=== Task goal ===
Reproduce the data exactly.

**** Record list ****

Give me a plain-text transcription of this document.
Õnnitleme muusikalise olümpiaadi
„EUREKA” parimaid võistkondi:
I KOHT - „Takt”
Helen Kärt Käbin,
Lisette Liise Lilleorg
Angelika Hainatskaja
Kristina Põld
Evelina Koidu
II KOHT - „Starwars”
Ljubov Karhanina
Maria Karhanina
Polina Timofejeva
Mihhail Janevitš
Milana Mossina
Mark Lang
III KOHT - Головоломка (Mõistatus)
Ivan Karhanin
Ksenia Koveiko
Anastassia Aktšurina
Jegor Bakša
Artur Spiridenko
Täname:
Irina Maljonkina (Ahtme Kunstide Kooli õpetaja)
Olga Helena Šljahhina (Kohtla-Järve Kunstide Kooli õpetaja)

****

=== Task response ===
Give me a plain-text transcription of this document.
Õnnitleme muusikalise olümpiaadi
„EUREKA” parimaid võistkondi:
I KOHT - „Takt”
Helen Kärt Käbin,
Lisette Liise Lilleorg
Angelika Hainatskaja
Kristina Põld
Evelina Koidu
II KOHT - „Starwars”
Ljubov Karhanina
Maria Karhanina
Polina Timofejeva
Mihhail Janevitš
Milana Mossina
Mark Lang
III KOHT - Головоломка (Mõistatus)
Ivan Karhanin
Ksenia Koveiko
Anastassia Aktšurina
Jegor Bakša
Artur Spiridenko
Täname:
Irina Maljonkina (Ahtme Kunstide Kooli õpetaja)
Olga Helena Šljahhina (Kohtla-Järve Kunstide Kooli õpetaja)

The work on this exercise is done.